What the task requires:
Write every entry out again exactly, please, and skip the pictures.

Record list:
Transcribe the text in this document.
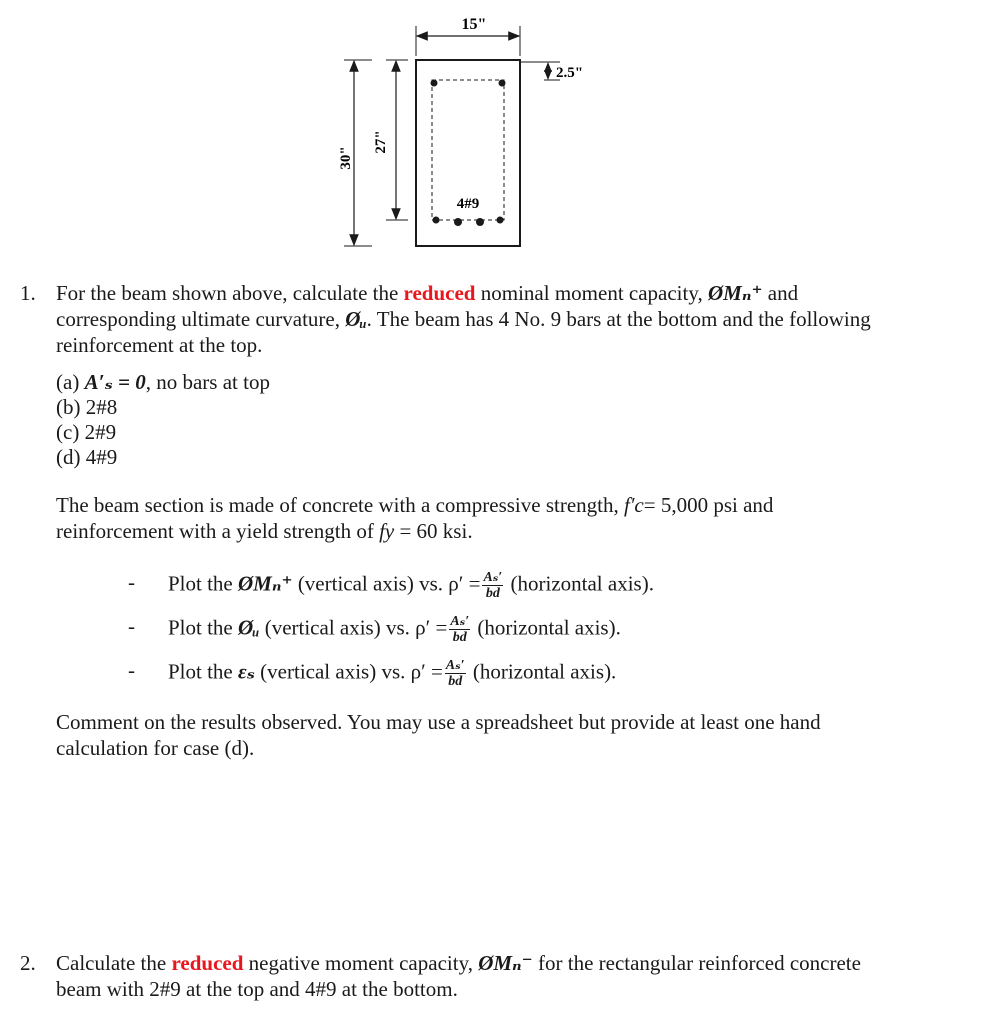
15"
4#9
2.5"
30"
27"
1. For the beam shown above, calculate the reduced nominal moment capacity, ØMₙ⁺ and
corresponding ultimate curvature, Øᵤ. The beam has 4 No. 9 bars at the bottom and the following
reinforcement at the top.
(a) A′ₛ = 0, no bars at top
(b) 2#8
(c) 2#9
(d) 4#9
The beam section is made of concrete with a compressive strength, f′c= 5,000 psi and
reinforcement with a yield strength of fy = 60 ksi.
- Plot the ØMₙ⁺ (vertical axis) vs. $\rho' = \frac{\text{Aₛ′}}{bd}$ (horizontal axis).
- Plot the Øᵤ (vertical axis) vs. $\rho' = \frac{\text{Aₛ′}}{bd}$ (horizontal axis).
- Plot the εₛ (vertical axis) vs. $\rho' = \frac{\text{Aₛ′}}{bd}$ (horizontal axis).
Comment on the results observed. You may use a spreadsheet but provide at least one hand
calculation for case (d).
2. Calculate the reduced negative moment capacity, ØMₙ⁻ for the rectangular reinforced concrete
beam with 2#9 at the top and 4#9 at the bottom.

Full response:
Transcribe the text in this document.
15"
4#9
2.5"
30"
27"
1. For the beam shown above, calculate the reduced nominal moment capacity, ØMₙ⁺ and
corresponding ultimate curvature, Øᵤ. The beam has 4 No. 9 bars at the bottom and the following
reinforcement at the top.
(a) A′ₛ = 0, no bars at top
(b) 2#8
(c) 2#9
(d) 4#9
The beam section is made of concrete with a compressive strength, f′c= 5,000 psi and
reinforcement with a yield strength of fy = 60 ksi.
- Plot the ØMₙ⁺ (vertical axis) vs. $\rho' = \frac{\text{Aₛ′}}{bd}$ (horizontal axis).
- Plot the Øᵤ (vertical axis) vs. $\rho' = \frac{\text{Aₛ′}}{bd}$ (horizontal axis).
- Plot the εₛ (vertical axis) vs. $\rho' = \frac{\text{Aₛ′}}{bd}$ (horizontal axis).
Comment on the results observed. You may use a spreadsheet but provide at least one hand
calculation for case (d).
2. Calculate the reduced negative moment capacity, ØMₙ⁻ for the rectangular reinforced concrete
beam with 2#9 at the top and 4#9 at the bottom.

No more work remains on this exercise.